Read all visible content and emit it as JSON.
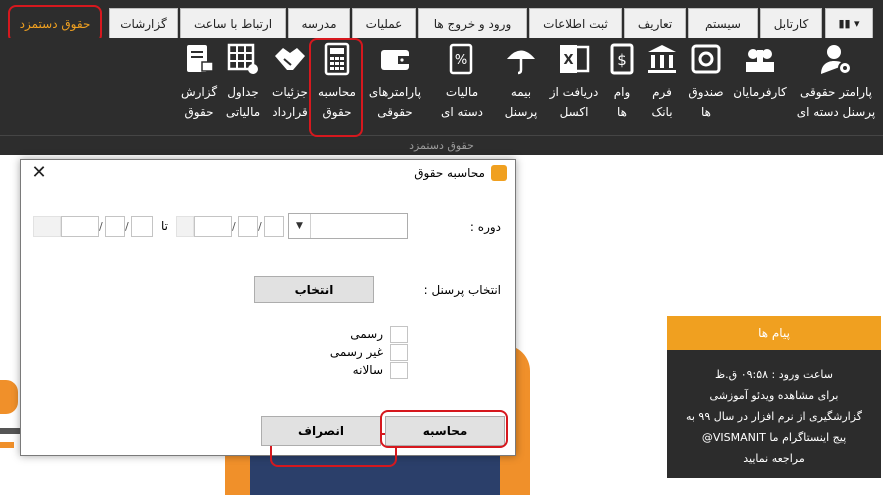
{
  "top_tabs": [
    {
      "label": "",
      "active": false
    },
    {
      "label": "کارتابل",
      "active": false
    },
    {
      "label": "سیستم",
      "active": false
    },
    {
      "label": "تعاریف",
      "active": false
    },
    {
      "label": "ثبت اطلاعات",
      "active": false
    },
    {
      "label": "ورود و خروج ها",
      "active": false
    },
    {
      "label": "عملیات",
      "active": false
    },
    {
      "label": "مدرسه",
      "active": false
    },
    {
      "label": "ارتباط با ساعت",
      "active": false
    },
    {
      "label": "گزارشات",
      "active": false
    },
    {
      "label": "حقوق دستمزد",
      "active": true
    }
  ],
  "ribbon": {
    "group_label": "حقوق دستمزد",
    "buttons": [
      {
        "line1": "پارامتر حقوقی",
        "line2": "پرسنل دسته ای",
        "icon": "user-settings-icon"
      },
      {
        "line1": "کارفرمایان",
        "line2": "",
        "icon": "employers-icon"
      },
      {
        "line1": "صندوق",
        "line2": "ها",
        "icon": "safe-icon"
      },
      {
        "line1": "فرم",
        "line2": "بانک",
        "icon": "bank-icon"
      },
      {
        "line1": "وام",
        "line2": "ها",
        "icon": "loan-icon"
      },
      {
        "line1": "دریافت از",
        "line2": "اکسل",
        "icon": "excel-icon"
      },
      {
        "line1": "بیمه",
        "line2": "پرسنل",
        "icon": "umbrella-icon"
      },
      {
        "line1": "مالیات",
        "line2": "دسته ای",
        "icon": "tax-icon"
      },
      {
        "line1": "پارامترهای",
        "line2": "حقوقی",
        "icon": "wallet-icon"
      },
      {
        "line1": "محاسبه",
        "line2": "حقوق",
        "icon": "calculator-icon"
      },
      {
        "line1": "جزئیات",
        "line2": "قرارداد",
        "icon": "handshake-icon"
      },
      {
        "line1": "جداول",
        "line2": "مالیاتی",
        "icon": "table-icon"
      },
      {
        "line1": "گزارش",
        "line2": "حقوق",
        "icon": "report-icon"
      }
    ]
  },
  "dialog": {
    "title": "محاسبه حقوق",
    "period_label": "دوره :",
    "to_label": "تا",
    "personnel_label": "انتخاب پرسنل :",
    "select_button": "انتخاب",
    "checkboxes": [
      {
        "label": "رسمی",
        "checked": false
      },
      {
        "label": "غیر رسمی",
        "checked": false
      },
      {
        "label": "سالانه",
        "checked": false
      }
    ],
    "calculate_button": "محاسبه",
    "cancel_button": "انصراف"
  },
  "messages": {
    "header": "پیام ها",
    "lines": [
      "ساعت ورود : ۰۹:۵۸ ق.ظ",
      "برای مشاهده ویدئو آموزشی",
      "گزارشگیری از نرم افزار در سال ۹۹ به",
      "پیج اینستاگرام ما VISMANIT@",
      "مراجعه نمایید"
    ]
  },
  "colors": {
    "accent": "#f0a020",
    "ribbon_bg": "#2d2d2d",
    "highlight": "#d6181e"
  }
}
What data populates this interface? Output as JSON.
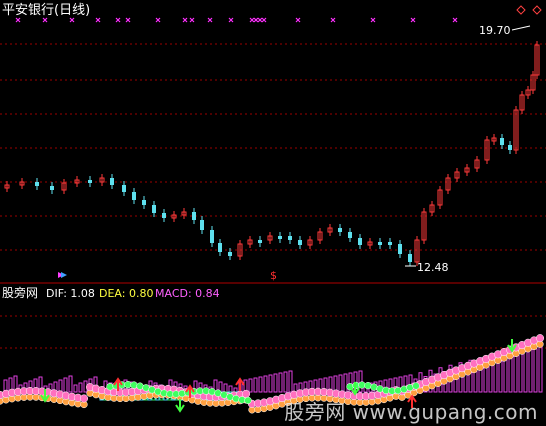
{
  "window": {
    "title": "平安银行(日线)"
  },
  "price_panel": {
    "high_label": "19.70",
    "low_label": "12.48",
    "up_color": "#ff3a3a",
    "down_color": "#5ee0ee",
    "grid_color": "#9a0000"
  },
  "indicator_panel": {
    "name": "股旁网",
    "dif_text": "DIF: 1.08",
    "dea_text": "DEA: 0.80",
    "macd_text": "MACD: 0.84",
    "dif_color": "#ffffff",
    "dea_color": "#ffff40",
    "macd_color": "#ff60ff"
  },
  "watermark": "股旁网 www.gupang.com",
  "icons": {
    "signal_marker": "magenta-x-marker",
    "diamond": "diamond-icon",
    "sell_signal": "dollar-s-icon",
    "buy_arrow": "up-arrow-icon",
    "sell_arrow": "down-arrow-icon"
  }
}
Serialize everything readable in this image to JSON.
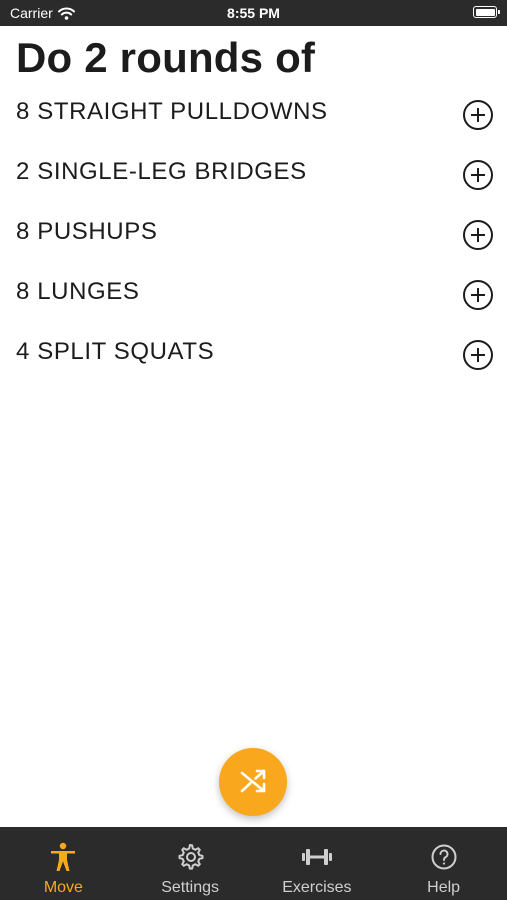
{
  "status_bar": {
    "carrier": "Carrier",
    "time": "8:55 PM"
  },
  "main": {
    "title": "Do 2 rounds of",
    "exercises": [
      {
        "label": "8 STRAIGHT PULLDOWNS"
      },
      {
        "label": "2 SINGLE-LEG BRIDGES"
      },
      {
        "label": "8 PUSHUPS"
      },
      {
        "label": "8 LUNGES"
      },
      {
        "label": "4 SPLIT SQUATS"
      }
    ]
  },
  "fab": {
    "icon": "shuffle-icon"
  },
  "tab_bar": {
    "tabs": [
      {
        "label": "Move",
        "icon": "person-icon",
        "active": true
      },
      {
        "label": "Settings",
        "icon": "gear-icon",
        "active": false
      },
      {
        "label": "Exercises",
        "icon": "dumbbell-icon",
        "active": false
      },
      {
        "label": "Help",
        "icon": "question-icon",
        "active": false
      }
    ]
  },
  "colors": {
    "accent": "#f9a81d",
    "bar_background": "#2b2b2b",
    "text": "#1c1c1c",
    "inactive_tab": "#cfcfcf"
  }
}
######
> EXERCISE: Extract only the lines from the line containing "Serialize everything readable" through the final line of the records; keep both ends and drop every picture.

> ANSWER BELOW:
Serialize everything readable in this image to JSON.
{
  "status_bar": {
    "carrier": "Carrier",
    "time": "8:55 PM"
  },
  "main": {
    "title": "Do 2 rounds of",
    "exercises": [
      {
        "label": "8 STRAIGHT PULLDOWNS"
      },
      {
        "label": "2 SINGLE-LEG BRIDGES"
      },
      {
        "label": "8 PUSHUPS"
      },
      {
        "label": "8 LUNGES"
      },
      {
        "label": "4 SPLIT SQUATS"
      }
    ]
  },
  "fab": {
    "icon": "shuffle-icon"
  },
  "tab_bar": {
    "tabs": [
      {
        "label": "Move",
        "icon": "person-icon",
        "active": true
      },
      {
        "label": "Settings",
        "icon": "gear-icon",
        "active": false
      },
      {
        "label": "Exercises",
        "icon": "dumbbell-icon",
        "active": false
      },
      {
        "label": "Help",
        "icon": "question-icon",
        "active": false
      }
    ]
  },
  "colors": {
    "accent": "#f9a81d",
    "bar_background": "#2b2b2b",
    "text": "#1c1c1c",
    "inactive_tab": "#cfcfcf"
  }
}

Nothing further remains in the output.